-- TO-DO LIST --
- 1) List each item the editor's letter names after "Everything is," counting a repeated word only once.
- 2) Pick up the editor's letter about the literary magazine's anniversary issue after its final sentence and write the next paragraph.

-- DOCUMENT SECTION --
========================

“Maybe the future isn’t something to be afraid of, but just to be figured out.”
From the Editor:
This issue is the 57th volume of our literary magazine, but only the fifth edition of Nova itself, after our 2022 relaunch. Usually, anniversaries are a reminder to slow down, take stock, and reflect on what has come before, but we’ve been in such a rush to get where we’re going that I didn’t realize this was our anniversary issue until I sat down to write this letter. Everything is speed, deadlines, applications, an unending series of computer screens, motion, motion, motion, computer generated summary, dead battery.
In Min Kamp 1, in a trademark digression that swells from diaristic observation to pointed aphorism, Knausgaard asks “why should [we] live in a world without feeling its weight?” He is somewhat sardonic– he’s annoyed that new suitcases have wheels rather than handles– and yet completely sincere. There’s something to be said for friction: the grit of textured pages between your thumb and forefinger, the little heaviness of a magazine in your bag– the way it forces you to consider what you’re thinking and doing.

========================

-- SUPPLIED DATA --

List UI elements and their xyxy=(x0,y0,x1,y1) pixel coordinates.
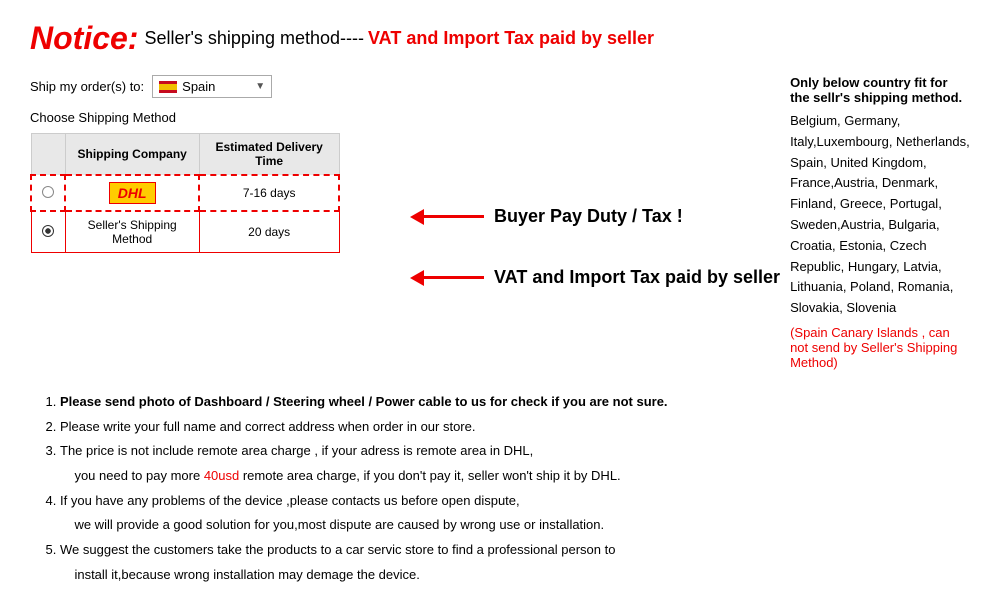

========================

-- RESPONSES BY TASK --
- 1)
- speed
- deadlines
- applications
- an unending series of computer screens
- motion
- computer generated summary
- dead battery

- 2)
Every issue of Nova is a continued argument for the value of friction. We review more than a thousand submitted pieces, mock up dozens of covers, write tens of drafts of notes, biographies, colophons. Each issue takes more than two thousand man hours for our editors and designers to complete. We could publish everything we receive and push it onto a website, but we don’t. Isn’t this more worthwhile? Take the wheels off and carry it. Likewise, the experience of reading is the product of friction: sit down for the moment with the magazine, put your phone aside, and ignore the world for half an hour. Read. Turn the page.
Speaking of: in bookmaking, pages are not called pages, but leaves. Each sheet of paper is a leaf; each leaf has two numbered pages. Flipping through volume 57, you might notice a sort of visual pun at work: leaves lay upon leaves upon leaves. What’s more, throughout the pages, all manner of birds and bugs and critters abound. Atop the naturalistic photos are raw pixels, illustrator boxes, and drawings, all reminders of the constructed nature of the magazine, a visual friction that slows the eye and forces you to parse what you’re seeing. Take your time.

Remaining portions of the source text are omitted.